THE TASK:
Select the lines that hold the word "Tipo" and copy each one.

DATA IN THIS EXERCISE:
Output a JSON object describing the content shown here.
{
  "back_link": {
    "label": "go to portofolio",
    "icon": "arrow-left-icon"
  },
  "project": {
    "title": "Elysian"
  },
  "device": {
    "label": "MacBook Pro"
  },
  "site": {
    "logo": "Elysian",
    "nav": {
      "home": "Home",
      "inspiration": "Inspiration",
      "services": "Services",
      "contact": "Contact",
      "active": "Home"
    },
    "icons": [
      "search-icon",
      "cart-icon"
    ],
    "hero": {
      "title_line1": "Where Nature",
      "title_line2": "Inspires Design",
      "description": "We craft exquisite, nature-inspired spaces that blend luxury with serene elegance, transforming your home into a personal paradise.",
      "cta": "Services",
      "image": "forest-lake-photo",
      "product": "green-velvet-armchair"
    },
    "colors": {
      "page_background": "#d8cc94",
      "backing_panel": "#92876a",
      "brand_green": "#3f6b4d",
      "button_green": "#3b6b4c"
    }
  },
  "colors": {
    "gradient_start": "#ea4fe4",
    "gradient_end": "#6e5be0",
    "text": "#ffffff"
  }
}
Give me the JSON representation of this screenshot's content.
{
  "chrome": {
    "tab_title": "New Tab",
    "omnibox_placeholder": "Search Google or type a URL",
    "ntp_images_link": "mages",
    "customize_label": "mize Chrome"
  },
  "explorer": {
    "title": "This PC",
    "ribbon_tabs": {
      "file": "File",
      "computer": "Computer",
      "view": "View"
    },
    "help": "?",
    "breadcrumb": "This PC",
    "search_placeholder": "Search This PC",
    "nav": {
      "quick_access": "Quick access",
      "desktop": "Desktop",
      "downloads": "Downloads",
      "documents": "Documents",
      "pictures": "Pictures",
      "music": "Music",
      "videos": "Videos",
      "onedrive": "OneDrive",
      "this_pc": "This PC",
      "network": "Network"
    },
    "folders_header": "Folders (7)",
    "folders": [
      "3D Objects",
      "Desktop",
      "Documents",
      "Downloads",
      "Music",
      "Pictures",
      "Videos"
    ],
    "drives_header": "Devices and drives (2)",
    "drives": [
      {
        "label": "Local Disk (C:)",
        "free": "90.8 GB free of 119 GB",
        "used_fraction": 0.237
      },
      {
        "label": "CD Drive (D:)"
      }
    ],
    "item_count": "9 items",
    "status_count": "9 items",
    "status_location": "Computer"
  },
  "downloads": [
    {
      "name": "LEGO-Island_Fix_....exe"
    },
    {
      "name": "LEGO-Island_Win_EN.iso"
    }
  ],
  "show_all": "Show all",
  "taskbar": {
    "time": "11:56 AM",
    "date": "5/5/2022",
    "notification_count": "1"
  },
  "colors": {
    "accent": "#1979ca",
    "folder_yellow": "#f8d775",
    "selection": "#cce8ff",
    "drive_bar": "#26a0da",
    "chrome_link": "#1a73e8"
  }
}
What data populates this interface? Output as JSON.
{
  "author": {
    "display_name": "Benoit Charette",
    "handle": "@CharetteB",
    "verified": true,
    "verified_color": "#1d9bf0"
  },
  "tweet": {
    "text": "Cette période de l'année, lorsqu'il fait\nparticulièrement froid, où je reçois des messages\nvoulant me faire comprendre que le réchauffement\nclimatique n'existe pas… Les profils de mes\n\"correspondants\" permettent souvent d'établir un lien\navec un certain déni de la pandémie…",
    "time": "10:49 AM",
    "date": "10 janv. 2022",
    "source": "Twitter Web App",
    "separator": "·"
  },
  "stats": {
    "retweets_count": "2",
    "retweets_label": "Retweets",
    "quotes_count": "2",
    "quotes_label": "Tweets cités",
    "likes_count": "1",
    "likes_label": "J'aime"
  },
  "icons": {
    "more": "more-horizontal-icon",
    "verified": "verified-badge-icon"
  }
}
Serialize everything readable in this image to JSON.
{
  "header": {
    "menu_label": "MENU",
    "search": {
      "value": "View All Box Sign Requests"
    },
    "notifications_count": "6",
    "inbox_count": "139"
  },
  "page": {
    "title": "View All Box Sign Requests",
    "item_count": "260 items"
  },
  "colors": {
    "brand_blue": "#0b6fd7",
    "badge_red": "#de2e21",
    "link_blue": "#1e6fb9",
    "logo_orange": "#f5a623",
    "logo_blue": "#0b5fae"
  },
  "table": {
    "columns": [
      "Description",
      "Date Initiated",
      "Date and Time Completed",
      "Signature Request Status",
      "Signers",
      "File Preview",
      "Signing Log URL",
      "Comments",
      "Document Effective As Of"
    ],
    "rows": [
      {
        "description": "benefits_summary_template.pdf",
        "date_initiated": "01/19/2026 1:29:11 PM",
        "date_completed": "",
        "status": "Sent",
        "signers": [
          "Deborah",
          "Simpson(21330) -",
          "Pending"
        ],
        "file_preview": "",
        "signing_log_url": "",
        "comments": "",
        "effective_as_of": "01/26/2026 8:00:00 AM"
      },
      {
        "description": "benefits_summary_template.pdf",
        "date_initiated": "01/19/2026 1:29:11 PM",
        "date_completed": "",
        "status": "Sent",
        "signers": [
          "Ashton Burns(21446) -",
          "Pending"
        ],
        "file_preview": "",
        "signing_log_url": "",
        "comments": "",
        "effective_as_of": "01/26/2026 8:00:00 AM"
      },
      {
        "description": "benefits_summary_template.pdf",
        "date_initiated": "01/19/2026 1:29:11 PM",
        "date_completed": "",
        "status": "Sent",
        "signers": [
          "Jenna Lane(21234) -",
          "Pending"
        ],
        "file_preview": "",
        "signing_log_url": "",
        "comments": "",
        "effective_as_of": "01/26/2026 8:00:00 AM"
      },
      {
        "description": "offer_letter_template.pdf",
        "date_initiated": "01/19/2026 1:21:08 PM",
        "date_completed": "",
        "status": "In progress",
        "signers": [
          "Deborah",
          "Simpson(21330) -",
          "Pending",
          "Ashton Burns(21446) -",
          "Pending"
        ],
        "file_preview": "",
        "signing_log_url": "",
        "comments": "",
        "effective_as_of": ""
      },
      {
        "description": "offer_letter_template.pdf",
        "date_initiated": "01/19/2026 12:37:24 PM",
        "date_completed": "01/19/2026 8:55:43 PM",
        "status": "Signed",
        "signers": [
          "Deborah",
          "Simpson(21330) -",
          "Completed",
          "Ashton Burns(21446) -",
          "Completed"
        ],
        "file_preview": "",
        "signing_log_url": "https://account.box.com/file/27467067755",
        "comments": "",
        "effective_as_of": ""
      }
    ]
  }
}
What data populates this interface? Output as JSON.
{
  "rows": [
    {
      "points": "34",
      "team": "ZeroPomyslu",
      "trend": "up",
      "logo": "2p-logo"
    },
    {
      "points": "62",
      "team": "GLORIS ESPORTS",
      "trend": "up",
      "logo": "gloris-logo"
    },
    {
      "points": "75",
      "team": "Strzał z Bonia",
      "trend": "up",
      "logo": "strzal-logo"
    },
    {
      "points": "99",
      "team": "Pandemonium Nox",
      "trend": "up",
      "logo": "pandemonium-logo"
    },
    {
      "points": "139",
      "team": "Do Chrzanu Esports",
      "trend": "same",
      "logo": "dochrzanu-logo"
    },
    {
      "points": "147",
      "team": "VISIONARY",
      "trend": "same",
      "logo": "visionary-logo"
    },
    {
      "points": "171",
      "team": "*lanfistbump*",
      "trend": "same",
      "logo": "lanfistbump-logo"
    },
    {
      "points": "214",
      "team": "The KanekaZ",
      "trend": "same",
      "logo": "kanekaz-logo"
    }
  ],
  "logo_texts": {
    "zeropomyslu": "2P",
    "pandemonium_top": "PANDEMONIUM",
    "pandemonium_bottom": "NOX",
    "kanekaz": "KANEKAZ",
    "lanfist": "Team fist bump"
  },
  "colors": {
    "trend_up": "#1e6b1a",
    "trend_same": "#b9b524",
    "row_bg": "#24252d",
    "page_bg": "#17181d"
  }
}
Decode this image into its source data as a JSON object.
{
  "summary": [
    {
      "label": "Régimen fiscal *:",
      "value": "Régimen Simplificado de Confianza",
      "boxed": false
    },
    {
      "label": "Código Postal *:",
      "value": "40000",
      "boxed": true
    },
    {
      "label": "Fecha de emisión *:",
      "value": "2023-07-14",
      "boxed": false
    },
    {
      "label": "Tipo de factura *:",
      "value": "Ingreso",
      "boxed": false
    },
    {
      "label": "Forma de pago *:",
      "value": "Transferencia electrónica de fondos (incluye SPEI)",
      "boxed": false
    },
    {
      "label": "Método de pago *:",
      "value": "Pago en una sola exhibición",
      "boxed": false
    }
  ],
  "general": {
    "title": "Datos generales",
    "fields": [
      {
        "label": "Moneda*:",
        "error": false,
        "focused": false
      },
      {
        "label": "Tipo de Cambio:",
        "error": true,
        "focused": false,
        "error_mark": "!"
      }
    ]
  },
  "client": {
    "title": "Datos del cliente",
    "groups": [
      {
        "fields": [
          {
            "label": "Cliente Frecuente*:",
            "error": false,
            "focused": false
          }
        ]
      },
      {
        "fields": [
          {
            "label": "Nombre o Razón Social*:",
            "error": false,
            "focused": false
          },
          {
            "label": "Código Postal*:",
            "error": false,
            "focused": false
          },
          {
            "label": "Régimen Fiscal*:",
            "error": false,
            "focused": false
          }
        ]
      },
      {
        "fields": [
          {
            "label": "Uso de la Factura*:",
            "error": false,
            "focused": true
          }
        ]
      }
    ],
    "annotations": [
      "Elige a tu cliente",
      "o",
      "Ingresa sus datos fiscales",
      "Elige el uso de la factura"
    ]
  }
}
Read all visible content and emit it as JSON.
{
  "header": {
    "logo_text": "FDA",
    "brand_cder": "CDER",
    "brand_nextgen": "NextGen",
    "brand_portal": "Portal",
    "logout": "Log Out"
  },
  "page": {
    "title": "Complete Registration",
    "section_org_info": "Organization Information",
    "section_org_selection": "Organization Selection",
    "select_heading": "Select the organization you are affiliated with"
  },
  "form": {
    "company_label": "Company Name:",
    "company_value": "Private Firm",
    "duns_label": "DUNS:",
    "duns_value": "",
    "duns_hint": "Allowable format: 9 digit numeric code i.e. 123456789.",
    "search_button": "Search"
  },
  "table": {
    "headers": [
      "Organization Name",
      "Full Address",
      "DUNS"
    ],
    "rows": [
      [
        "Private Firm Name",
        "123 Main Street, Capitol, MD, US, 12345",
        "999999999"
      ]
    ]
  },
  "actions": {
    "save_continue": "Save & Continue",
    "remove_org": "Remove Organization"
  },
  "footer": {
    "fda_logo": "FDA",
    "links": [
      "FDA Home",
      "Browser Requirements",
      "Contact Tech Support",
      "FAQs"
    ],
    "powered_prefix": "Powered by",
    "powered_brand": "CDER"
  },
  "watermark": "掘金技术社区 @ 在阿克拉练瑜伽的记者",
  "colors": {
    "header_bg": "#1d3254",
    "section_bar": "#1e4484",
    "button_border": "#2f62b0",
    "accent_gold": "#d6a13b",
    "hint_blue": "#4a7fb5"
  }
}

FULL ANSWER:
      "label": "Tipo de factura *:",
        "label": "Tipo de Cambio:",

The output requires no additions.